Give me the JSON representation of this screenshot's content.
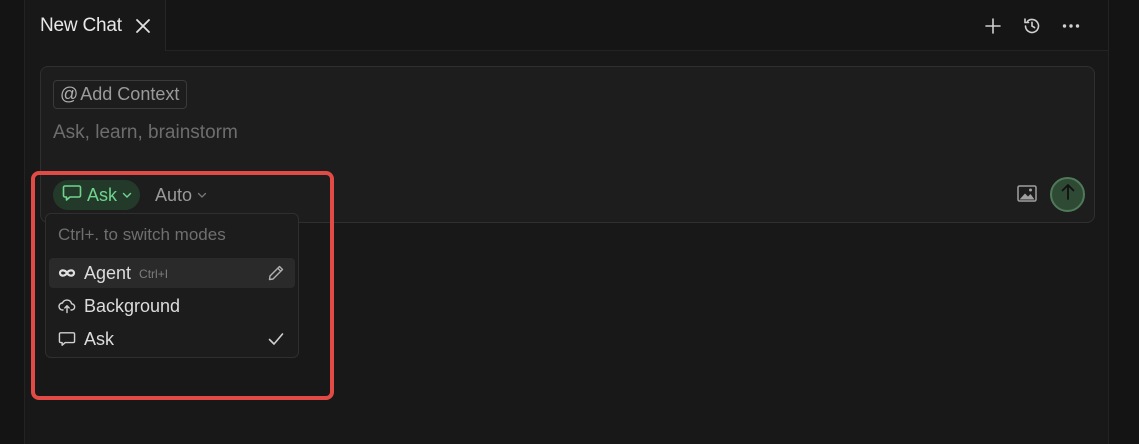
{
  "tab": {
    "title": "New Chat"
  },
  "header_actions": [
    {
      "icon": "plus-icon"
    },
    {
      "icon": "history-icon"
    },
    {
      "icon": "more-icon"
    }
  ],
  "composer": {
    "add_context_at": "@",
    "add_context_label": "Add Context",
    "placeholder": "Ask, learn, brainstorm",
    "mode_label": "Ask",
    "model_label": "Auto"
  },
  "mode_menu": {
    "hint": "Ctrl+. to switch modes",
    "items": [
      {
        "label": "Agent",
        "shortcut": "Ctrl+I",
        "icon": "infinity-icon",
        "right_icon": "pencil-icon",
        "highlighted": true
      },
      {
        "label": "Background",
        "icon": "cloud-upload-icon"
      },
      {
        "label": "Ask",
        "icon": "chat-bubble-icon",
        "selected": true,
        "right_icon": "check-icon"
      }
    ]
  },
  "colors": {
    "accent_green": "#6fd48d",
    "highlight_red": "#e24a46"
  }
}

§ Task directions: All the records above need to be given again word for word. Skip the pictures.

§ Expected answer:
Give me the JSON representation of this screenshot's content.
{
  "tab": {
    "title": "New Chat"
  },
  "header_actions": [
    {
      "icon": "plus-icon"
    },
    {
      "icon": "history-icon"
    },
    {
      "icon": "more-icon"
    }
  ],
  "composer": {
    "add_context_at": "@",
    "add_context_label": "Add Context",
    "placeholder": "Ask, learn, brainstorm",
    "mode_label": "Ask",
    "model_label": "Auto"
  },
  "mode_menu": {
    "hint": "Ctrl+. to switch modes",
    "items": [
      {
        "label": "Agent",
        "shortcut": "Ctrl+I",
        "icon": "infinity-icon",
        "right_icon": "pencil-icon",
        "highlighted": true
      },
      {
        "label": "Background",
        "icon": "cloud-upload-icon"
      },
      {
        "label": "Ask",
        "icon": "chat-bubble-icon",
        "selected": true,
        "right_icon": "check-icon"
      }
    ]
  },
  "colors": {
    "accent_green": "#6fd48d",
    "highlight_red": "#e24a46"
  }
}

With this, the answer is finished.